In the records that follow, show each line where the word "unit" is present.

— START Material provided —

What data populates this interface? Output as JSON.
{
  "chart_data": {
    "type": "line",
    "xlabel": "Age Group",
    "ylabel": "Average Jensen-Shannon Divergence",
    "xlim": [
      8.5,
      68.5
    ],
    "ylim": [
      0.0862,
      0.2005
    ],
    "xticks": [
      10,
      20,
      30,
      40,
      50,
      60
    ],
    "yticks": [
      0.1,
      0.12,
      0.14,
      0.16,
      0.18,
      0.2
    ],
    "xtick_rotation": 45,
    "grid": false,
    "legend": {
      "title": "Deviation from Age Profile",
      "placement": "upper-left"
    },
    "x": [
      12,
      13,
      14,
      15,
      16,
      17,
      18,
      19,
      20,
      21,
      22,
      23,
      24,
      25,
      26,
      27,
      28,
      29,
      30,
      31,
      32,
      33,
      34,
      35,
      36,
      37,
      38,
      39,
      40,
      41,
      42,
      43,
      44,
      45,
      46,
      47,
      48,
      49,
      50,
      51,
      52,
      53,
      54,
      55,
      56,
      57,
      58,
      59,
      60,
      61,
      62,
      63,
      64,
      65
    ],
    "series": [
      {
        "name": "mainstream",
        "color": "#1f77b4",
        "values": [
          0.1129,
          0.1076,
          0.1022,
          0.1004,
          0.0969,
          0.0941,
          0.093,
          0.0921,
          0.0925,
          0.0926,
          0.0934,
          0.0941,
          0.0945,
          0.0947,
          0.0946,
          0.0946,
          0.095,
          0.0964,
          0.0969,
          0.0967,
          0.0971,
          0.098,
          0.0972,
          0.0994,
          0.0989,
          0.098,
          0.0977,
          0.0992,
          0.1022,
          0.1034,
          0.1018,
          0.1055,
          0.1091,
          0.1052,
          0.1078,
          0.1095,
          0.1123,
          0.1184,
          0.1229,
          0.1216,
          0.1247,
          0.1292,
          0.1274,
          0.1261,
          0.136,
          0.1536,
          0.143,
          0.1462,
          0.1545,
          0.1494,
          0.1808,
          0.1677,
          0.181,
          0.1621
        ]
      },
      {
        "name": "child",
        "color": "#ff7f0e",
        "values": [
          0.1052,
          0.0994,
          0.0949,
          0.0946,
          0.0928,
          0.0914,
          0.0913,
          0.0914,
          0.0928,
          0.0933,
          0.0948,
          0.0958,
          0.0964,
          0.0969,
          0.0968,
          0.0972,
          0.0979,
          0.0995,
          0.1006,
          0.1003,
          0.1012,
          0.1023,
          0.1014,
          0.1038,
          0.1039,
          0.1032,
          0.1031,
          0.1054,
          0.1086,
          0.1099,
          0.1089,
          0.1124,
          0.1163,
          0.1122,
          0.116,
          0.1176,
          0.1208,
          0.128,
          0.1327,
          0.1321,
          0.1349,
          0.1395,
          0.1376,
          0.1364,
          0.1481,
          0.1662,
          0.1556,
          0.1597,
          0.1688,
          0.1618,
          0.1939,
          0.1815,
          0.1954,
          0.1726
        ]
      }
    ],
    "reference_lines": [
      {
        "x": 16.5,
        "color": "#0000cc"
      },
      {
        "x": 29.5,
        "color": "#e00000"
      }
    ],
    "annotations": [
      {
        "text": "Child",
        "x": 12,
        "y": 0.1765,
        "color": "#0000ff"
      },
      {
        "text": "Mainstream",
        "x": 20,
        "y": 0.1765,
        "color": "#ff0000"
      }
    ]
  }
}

— END Material provided —
— START Material provided —

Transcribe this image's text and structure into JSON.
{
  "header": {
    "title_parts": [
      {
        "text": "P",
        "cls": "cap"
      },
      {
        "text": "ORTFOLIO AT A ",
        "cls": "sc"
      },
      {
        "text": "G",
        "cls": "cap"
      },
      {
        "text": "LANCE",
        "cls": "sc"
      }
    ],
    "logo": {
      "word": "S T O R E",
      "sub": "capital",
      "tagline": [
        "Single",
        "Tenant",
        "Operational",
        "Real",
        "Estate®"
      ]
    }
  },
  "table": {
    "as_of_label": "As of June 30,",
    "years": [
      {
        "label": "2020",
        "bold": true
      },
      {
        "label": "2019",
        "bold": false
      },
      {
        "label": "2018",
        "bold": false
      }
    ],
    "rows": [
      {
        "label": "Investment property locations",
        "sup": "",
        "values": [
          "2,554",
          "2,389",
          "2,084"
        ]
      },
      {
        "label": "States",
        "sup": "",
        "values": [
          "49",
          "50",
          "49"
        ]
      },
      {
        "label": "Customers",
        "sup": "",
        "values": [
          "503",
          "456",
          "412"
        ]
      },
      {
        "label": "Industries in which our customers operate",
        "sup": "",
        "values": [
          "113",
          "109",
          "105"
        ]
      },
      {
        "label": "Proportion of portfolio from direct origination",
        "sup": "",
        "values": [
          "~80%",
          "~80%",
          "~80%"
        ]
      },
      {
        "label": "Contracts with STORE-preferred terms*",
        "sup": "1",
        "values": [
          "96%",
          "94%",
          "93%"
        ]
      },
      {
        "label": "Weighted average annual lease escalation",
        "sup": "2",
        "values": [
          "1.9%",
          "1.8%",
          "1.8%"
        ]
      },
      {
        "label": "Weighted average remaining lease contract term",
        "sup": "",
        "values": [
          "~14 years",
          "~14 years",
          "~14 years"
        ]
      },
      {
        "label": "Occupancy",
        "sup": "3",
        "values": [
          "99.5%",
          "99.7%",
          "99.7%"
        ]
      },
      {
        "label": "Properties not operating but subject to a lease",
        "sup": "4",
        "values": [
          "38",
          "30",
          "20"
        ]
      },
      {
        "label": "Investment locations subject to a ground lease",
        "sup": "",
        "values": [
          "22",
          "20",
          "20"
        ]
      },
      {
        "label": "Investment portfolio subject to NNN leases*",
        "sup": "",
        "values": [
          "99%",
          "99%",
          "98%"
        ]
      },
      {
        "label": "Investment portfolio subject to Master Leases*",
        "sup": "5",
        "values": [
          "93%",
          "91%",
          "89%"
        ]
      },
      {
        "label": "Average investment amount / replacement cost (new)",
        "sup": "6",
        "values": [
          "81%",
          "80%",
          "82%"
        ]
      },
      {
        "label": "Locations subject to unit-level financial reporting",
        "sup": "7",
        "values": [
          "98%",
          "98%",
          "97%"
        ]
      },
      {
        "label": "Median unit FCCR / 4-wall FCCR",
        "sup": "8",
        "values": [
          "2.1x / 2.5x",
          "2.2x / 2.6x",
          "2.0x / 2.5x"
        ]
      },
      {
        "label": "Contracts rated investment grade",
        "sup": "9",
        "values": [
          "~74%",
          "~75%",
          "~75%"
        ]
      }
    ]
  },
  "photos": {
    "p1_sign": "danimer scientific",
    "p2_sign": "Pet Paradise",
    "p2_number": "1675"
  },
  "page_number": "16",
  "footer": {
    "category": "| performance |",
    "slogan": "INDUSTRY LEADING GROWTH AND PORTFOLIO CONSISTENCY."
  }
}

— END Material provided —

** Worked solution **
        "label": "Locations subject to unit-level financial reporting",
        "label": "Median unit FCCR / 4-wall FCCR",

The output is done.